WHAT YOU HAVE TO DO: Pick every line from the data that holds the word "December".

RECORDED INFORMATION:
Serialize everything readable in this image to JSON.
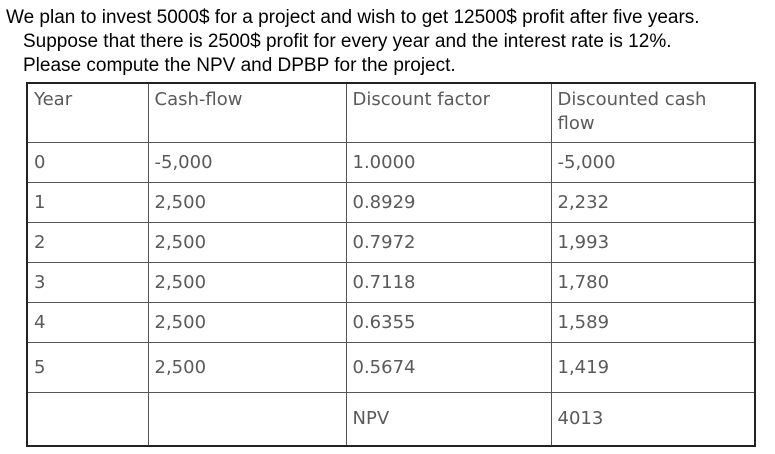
{
  "problem": {
    "lines": [
      "We plan to invest 5000$ for a project and wish to get 12500$ profit after five years.",
      "Suppose that there is 2500$ profit for every year and the interest rate is 12%.",
      "Please compute the NPV and DPBP for the project."
    ]
  },
  "table": {
    "headers": [
      "Year",
      "Cash-flow",
      "Discount factor",
      "Discounted cash flow"
    ],
    "rows": [
      [
        "0",
        "-5,000",
        "1.0000",
        "-5,000"
      ],
      [
        "1",
        "2,500",
        "0.8929",
        "2,232"
      ],
      [
        "2",
        "2,500",
        "0.7972",
        "1,993"
      ],
      [
        "3",
        "2,500",
        "0.7118",
        "1,780"
      ],
      [
        "4",
        "2,500",
        "0.6355",
        "1,589"
      ],
      [
        "5",
        "2,500",
        "0.5674",
        "1,419"
      ]
    ],
    "footer": {
      "label": "NPV",
      "value": "4013"
    }
  }
}
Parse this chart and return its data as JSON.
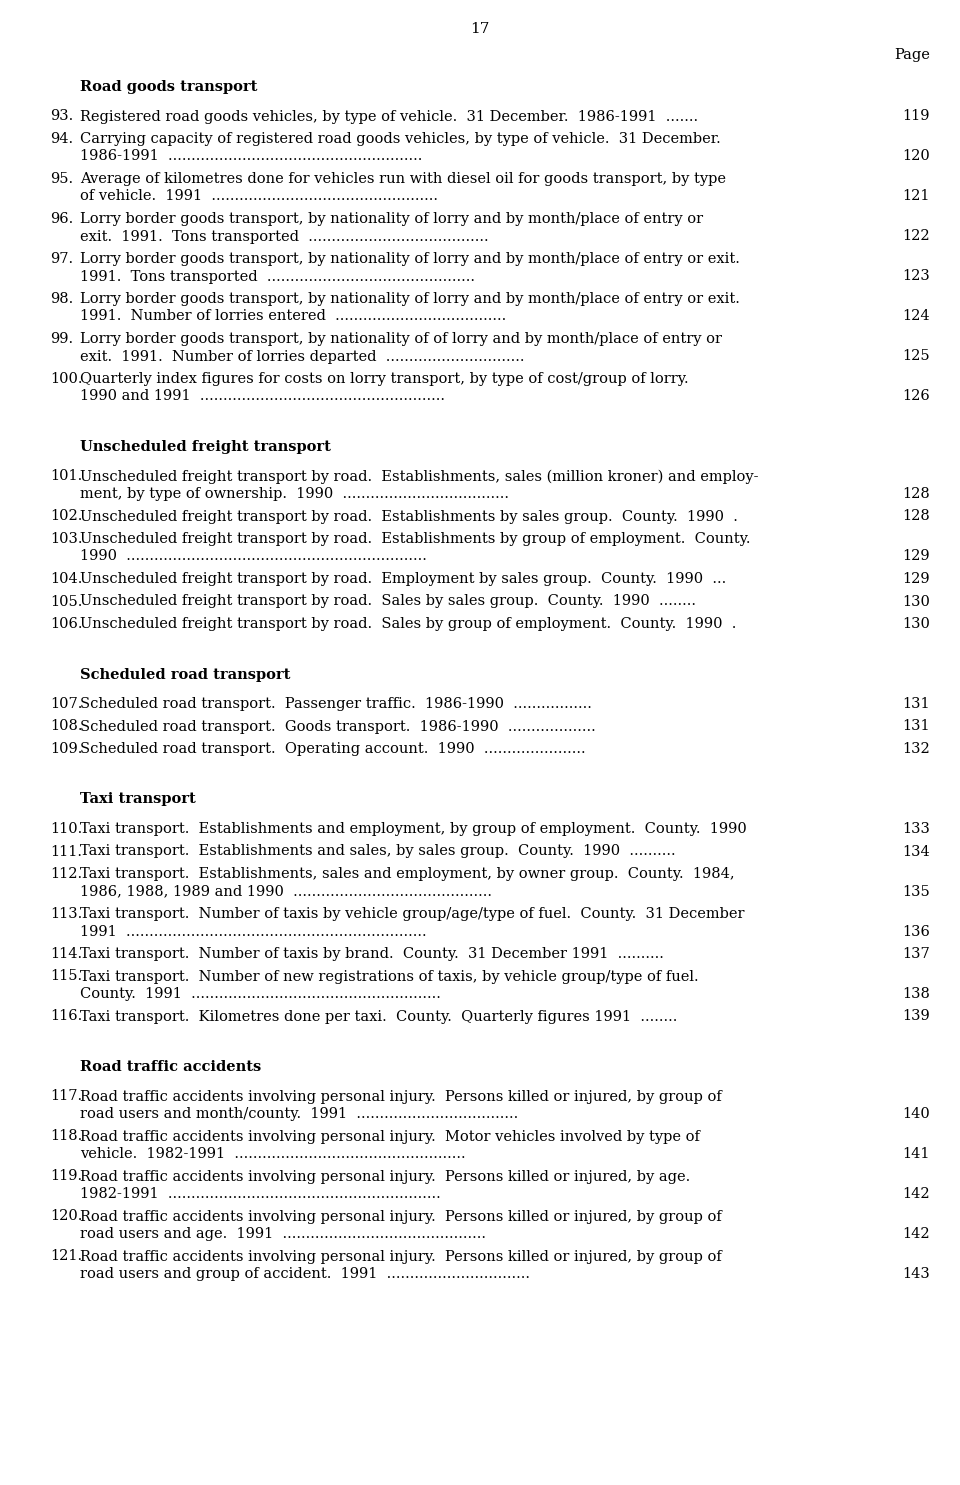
{
  "page_number": "17",
  "page_label": "Page",
  "background_color": "#ffffff",
  "text_color": "#000000",
  "sections": [
    {
      "heading": "Road goods transport",
      "entries": [
        {
          "number": "93.",
          "lines": [
            "Registered road goods vehicles, by type of vehicle.  31 December.  1986-1991  ......."
          ],
          "page": "119"
        },
        {
          "number": "94.",
          "lines": [
            "Carrying capacity of registered road goods vehicles, by type of vehicle.  31 December.",
            "1986-1991  ......................................................."
          ],
          "page": "120"
        },
        {
          "number": "95.",
          "lines": [
            "Average of kilometres done for vehicles run with diesel oil for goods transport, by type",
            "of vehicle.  1991  ................................................."
          ],
          "page": "121"
        },
        {
          "number": "96.",
          "lines": [
            "Lorry border goods transport, by nationality of lorry and by month/place of entry or",
            "exit.  1991.  Tons transported  ......................................."
          ],
          "page": "122"
        },
        {
          "number": "97.",
          "lines": [
            "Lorry border goods transport, by nationality of lorry and by month/place of entry or exit.",
            "1991.  Tons transported  ............................................."
          ],
          "page": "123"
        },
        {
          "number": "98.",
          "lines": [
            "Lorry border goods transport, by nationality of lorry and by month/place of entry or exit.",
            "1991.  Number of lorries entered  ....................................."
          ],
          "page": "124"
        },
        {
          "number": "99.",
          "lines": [
            "Lorry border goods transport, by nationality of of lorry and by month/place of entry or",
            "exit.  1991.  Number of lorries departed  .............................."
          ],
          "page": "125"
        },
        {
          "number": "100.",
          "lines": [
            "Quarterly index figures for costs on lorry transport, by type of cost/group of lorry.",
            "1990 and 1991  ....................................................."
          ],
          "page": "126"
        }
      ]
    },
    {
      "heading": "Unscheduled freight transport",
      "entries": [
        {
          "number": "101.",
          "lines": [
            "Unscheduled freight transport by road.  Establishments, sales (million kroner) and employ-",
            "ment, by type of ownership.  1990  ...................................."
          ],
          "page": "128"
        },
        {
          "number": "102.",
          "lines": [
            "Unscheduled freight transport by road.  Establishments by sales group.  County.  1990  ."
          ],
          "page": "128"
        },
        {
          "number": "103.",
          "lines": [
            "Unscheduled freight transport by road.  Establishments by group of employment.  County.",
            "1990  ................................................................."
          ],
          "page": "129"
        },
        {
          "number": "104.",
          "lines": [
            "Unscheduled freight transport by road.  Employment by sales group.  County.  1990  ..."
          ],
          "page": "129"
        },
        {
          "number": "105.",
          "lines": [
            "Unscheduled freight transport by road.  Sales by sales group.  County.  1990  ........"
          ],
          "page": "130"
        },
        {
          "number": "106.",
          "lines": [
            "Unscheduled freight transport by road.  Sales by group of employment.  County.  1990  ."
          ],
          "page": "130"
        }
      ]
    },
    {
      "heading": "Scheduled road transport",
      "entries": [
        {
          "number": "107.",
          "lines": [
            "Scheduled road transport.  Passenger traffic.  1986-1990  ................."
          ],
          "page": "131"
        },
        {
          "number": "108.",
          "lines": [
            "Scheduled road transport.  Goods transport.  1986-1990  ..................."
          ],
          "page": "131"
        },
        {
          "number": "109.",
          "lines": [
            "Scheduled road transport.  Operating account.  1990  ......................"
          ],
          "page": "132"
        }
      ]
    },
    {
      "heading": "Taxi transport",
      "entries": [
        {
          "number": "110.",
          "lines": [
            "Taxi transport.  Establishments and employment, by group of employment.  County.  1990"
          ],
          "page": "133"
        },
        {
          "number": "111.",
          "lines": [
            "Taxi transport.  Establishments and sales, by sales group.  County.  1990  .........."
          ],
          "page": "134"
        },
        {
          "number": "112.",
          "lines": [
            "Taxi transport.  Establishments, sales and employment, by owner group.  County.  1984,",
            "1986, 1988, 1989 and 1990  ..........................................."
          ],
          "page": "135"
        },
        {
          "number": "113.",
          "lines": [
            "Taxi transport.  Number of taxis by vehicle group/age/type of fuel.  County.  31 December",
            "1991  ................................................................."
          ],
          "page": "136"
        },
        {
          "number": "114.",
          "lines": [
            "Taxi transport.  Number of taxis by brand.  County.  31 December 1991  .........."
          ],
          "page": "137"
        },
        {
          "number": "115.",
          "lines": [
            "Taxi transport.  Number of new registrations of taxis, by vehicle group/type of fuel.",
            "County.  1991  ......................................................"
          ],
          "page": "138"
        },
        {
          "number": "116.",
          "lines": [
            "Taxi transport.  Kilometres done per taxi.  County.  Quarterly figures 1991  ........"
          ],
          "page": "139"
        }
      ]
    },
    {
      "heading": "Road traffic accidents",
      "entries": [
        {
          "number": "117.",
          "lines": [
            "Road traffic accidents involving personal injury.  Persons killed or injured, by group of",
            "road users and month/county.  1991  ..................................."
          ],
          "page": "140"
        },
        {
          "number": "118.",
          "lines": [
            "Road traffic accidents involving personal injury.  Motor vehicles involved by type of",
            "vehicle.  1982-1991  .................................................."
          ],
          "page": "141"
        },
        {
          "number": "119.",
          "lines": [
            "Road traffic accidents involving personal injury.  Persons killed or injured, by age.",
            "1982-1991  ..........................................................."
          ],
          "page": "142"
        },
        {
          "number": "120.",
          "lines": [
            "Road traffic accidents involving personal injury.  Persons killed or injured, by group of",
            "road users and age.  1991  ............................................"
          ],
          "page": "142"
        },
        {
          "number": "121.",
          "lines": [
            "Road traffic accidents involving personal injury.  Persons killed or injured, by group of",
            "road users and group of accident.  1991  ..............................."
          ],
          "page": "143"
        }
      ]
    }
  ]
}
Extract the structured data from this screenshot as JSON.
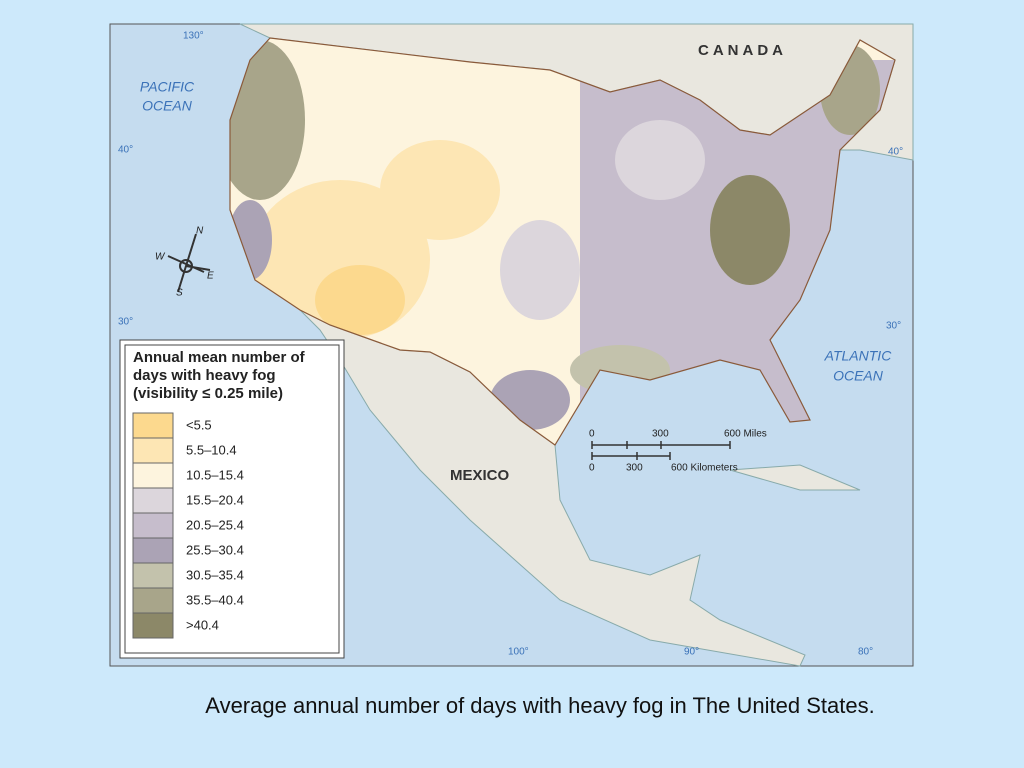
{
  "map": {
    "labels": {
      "canada": "CANADA",
      "pacific": [
        "PACIFIC",
        "OCEAN"
      ],
      "atlantic": [
        "ATLANTIC",
        "OCEAN"
      ],
      "mexico": "MEXICO"
    },
    "graticule": {
      "lon130": "130°",
      "lat40w": "40°",
      "lat30w": "30°",
      "lon100": "100°",
      "lon90": "90°",
      "lon80": "80°",
      "lat40e": "40°",
      "lat30e": "30°"
    },
    "compass": {
      "n": "N",
      "s": "S",
      "e": "E",
      "w": "W"
    },
    "scale": {
      "miles": [
        "0",
        "300",
        "600 Miles"
      ],
      "kilometers": [
        "0",
        "300",
        "600 Kilometers"
      ]
    },
    "legend": {
      "title": [
        "Annual mean number of",
        "days with heavy fog",
        "(visibility ≤ 0.25 mile)"
      ],
      "items": [
        {
          "label": "<5.5",
          "color": "#fcd98e"
        },
        {
          "label": "5.5–10.4",
          "color": "#fde6b4"
        },
        {
          "label": "10.5–15.4",
          "color": "#fdf4de"
        },
        {
          "label": "15.5–20.4",
          "color": "#dcd6dc"
        },
        {
          "label": "20.5–25.4",
          "color": "#c6bdcc"
        },
        {
          "label": "25.5–30.4",
          "color": "#aba3b5"
        },
        {
          "label": "30.5–35.4",
          "color": "#c3c2ac"
        },
        {
          "label": "35.5–40.4",
          "color": "#a8a58a"
        },
        {
          "label": ">40.4",
          "color": "#8c8868"
        }
      ]
    }
  },
  "caption": "Average annual number of days with heavy fog in  The United States."
}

RESULT FOR THIS EXERCISE:
            "Registered road goods vehicles, by type of vehicle.  31 December.  1986-1991  ......."
            "Carrying capacity of registered road goods vehicles, by type of vehicle.  31 December.",
            "Taxi transport.  Number of taxis by vehicle group/age/type of fuel.  County.  31 December",
            "Taxi transport.  Number of taxis by brand.  County.  31 December 1991  .........."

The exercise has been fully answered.